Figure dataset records
+-------+
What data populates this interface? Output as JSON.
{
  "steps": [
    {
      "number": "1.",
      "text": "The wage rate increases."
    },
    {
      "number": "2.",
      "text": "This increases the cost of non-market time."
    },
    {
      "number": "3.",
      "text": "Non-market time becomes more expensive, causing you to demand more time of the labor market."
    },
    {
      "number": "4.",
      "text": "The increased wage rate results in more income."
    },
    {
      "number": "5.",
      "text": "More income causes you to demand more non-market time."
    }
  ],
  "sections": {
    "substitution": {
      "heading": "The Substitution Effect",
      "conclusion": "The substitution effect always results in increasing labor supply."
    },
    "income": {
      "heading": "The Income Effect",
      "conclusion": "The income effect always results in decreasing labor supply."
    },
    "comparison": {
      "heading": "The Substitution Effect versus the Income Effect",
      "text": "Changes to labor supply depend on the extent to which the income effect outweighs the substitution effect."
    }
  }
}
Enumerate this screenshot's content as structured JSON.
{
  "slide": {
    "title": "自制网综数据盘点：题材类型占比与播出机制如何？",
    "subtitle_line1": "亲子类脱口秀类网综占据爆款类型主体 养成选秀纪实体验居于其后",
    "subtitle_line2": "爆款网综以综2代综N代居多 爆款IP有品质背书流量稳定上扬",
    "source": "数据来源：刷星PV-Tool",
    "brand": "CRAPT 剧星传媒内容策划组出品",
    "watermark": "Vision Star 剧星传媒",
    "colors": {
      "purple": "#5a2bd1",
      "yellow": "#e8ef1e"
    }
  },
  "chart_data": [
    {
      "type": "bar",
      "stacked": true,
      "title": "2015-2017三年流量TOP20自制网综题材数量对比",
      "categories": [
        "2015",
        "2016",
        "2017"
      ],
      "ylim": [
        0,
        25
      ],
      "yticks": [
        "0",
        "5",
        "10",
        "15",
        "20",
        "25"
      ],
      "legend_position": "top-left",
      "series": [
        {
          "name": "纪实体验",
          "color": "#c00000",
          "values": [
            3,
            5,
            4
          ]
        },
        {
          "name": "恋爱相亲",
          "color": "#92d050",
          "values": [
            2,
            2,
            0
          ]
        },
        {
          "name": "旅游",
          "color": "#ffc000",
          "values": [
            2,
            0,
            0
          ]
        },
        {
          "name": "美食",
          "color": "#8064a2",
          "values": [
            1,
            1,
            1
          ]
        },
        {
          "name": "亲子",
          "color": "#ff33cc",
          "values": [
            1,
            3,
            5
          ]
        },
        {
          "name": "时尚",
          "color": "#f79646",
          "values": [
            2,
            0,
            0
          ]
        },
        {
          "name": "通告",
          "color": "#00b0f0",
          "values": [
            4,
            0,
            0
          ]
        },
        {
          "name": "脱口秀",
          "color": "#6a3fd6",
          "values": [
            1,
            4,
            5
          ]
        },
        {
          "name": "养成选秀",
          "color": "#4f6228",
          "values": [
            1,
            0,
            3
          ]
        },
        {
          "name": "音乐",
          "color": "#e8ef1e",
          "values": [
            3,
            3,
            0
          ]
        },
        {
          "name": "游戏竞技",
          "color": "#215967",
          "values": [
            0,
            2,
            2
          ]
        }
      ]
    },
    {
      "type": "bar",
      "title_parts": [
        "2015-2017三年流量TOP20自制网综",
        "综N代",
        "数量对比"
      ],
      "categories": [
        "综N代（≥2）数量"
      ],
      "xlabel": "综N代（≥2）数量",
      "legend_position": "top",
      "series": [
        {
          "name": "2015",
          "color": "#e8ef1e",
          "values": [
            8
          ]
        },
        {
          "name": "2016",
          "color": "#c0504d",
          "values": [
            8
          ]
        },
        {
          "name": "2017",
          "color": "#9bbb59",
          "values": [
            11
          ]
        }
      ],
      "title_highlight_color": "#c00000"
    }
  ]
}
+-------+
Go through the material line by line. Show each line that contains the string "time".

      "text": "This increases the cost of non-market time."
      "text": "Non-market time becomes more expensive, causing you to demand more time of the labor market."
      "text": "More income causes you to demand more non-market time."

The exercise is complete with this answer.